**TASK GOAL:**
Pick out every line with the word "people" and copy it.

**DATA EXTRACT:**
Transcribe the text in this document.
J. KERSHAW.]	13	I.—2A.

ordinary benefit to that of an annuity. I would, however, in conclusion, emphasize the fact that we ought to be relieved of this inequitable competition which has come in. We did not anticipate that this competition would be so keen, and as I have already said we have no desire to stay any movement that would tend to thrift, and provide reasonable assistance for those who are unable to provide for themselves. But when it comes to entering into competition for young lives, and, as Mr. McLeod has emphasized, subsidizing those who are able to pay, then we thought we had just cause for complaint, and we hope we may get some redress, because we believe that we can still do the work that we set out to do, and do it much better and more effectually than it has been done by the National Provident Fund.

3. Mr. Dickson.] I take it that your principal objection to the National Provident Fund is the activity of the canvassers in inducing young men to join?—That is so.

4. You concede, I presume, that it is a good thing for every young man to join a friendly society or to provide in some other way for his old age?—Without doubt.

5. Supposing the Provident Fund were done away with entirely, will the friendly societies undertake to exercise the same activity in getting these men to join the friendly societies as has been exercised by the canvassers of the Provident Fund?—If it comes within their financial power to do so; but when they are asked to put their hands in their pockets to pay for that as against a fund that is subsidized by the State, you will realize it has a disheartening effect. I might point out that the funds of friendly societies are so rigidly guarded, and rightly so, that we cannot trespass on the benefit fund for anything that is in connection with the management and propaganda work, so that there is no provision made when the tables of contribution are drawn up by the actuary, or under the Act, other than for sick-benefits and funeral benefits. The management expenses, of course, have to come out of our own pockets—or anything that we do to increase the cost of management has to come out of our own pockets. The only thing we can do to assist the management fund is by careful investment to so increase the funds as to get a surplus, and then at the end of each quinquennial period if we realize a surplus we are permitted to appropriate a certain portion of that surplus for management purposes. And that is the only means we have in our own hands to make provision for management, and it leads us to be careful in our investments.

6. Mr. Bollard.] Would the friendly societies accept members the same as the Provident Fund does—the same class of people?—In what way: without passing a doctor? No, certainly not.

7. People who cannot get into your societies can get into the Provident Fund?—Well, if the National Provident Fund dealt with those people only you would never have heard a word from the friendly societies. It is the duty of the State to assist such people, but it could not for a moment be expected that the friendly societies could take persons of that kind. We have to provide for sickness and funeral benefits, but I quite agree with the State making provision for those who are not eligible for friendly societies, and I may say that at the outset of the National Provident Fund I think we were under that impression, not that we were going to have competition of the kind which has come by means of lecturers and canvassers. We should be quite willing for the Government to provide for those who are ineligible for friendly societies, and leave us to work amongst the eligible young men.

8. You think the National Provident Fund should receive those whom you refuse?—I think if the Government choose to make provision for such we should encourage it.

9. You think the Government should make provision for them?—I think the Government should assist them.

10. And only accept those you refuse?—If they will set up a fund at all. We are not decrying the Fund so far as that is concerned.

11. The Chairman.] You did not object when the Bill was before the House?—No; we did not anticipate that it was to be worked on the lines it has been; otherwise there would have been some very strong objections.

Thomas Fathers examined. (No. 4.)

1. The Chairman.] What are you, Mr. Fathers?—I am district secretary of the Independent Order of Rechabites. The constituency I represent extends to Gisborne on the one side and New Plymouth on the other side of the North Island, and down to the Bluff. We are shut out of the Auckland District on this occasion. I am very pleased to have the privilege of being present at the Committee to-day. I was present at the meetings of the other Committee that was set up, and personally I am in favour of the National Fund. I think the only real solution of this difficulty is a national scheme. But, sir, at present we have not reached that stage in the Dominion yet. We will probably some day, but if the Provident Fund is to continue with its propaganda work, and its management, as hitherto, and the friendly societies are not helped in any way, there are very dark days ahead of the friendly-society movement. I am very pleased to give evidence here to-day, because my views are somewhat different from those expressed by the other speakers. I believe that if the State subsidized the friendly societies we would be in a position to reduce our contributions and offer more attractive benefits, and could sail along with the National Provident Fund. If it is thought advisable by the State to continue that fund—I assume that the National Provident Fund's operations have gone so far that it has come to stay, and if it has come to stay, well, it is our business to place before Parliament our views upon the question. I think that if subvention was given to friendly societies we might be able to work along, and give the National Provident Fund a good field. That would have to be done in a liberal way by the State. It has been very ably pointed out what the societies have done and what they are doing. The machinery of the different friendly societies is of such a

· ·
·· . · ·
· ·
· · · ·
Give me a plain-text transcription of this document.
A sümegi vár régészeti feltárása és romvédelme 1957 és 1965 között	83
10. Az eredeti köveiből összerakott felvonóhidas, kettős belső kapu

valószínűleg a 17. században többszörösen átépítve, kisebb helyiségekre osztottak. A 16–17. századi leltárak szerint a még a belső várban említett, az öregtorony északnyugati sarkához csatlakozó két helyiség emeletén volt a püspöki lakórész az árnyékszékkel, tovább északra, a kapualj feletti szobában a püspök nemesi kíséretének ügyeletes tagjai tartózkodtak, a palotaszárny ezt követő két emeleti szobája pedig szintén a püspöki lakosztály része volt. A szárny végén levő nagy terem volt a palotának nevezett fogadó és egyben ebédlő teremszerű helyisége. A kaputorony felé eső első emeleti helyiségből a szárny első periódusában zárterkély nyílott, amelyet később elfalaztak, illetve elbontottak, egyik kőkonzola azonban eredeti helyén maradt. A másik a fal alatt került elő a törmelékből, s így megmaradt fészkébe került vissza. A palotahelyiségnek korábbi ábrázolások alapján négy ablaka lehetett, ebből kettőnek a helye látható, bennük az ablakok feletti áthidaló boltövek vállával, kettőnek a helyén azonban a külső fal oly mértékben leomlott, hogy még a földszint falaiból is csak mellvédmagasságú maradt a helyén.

**EXERCISE RESULT:**
6. Mr. Bollard.] Would the friendly societies accept members the same as the Provident Fund does—the same class of people?—In what way: without passing a doctor? No, certainly not.
7. People who cannot get into your societies can get into the Provident Fund?—Well, if the National Provident Fund dealt with those people only you would never have heard a word from the friendly societies. It is the duty of the State to assist such people, but it could not for a moment be expected that the friendly societies could take persons of that kind. We have to provide for sickness and funeral benefits, but I quite agree with the State making provision for those who are not eligible for friendly societies, and I may say that at the outset of the National Provident Fund I think we were under that impression, not that we were going to have competition of the kind which has come by means of lecturers and canvassers. We should be quite willing for the Government to provide for those who are ineligible for friendly societies, and leave us to work amongst the eligible young men.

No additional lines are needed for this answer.